START Data rows

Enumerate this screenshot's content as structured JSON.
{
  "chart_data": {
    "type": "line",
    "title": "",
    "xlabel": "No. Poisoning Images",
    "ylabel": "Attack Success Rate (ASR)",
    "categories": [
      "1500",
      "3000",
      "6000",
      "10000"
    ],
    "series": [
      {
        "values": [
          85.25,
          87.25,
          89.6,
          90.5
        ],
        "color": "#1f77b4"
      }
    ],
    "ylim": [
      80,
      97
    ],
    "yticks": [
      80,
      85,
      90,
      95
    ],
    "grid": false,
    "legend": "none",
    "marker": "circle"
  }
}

END Data rows
START Data rows

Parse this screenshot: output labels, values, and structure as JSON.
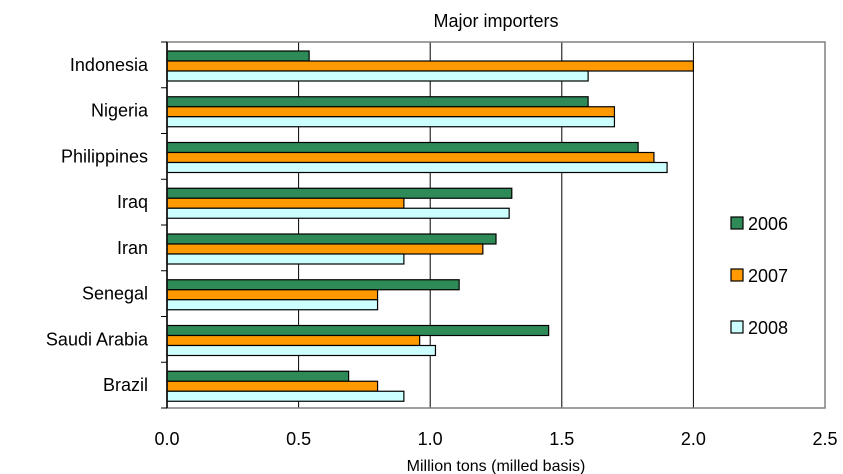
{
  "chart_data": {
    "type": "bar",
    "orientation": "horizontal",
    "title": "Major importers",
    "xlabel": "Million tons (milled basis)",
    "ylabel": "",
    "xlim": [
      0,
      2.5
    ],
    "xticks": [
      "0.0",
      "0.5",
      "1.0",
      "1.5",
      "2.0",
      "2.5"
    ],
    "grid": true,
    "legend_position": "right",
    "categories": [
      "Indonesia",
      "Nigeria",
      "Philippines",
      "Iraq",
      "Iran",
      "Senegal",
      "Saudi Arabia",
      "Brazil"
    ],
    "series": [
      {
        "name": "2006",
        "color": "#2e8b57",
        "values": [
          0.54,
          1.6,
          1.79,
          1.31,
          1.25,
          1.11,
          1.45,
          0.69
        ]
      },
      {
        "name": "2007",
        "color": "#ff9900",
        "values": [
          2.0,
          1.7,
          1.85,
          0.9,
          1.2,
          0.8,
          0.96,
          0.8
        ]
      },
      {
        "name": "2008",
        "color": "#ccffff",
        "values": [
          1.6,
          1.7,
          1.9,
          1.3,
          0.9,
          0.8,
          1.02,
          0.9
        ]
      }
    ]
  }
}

END Data rows

Pull out each line containing the word "xlabel" and copy it.

    "xlabel": "No. Poisoning Images",
    "xlabel": "Million tons (milled basis)",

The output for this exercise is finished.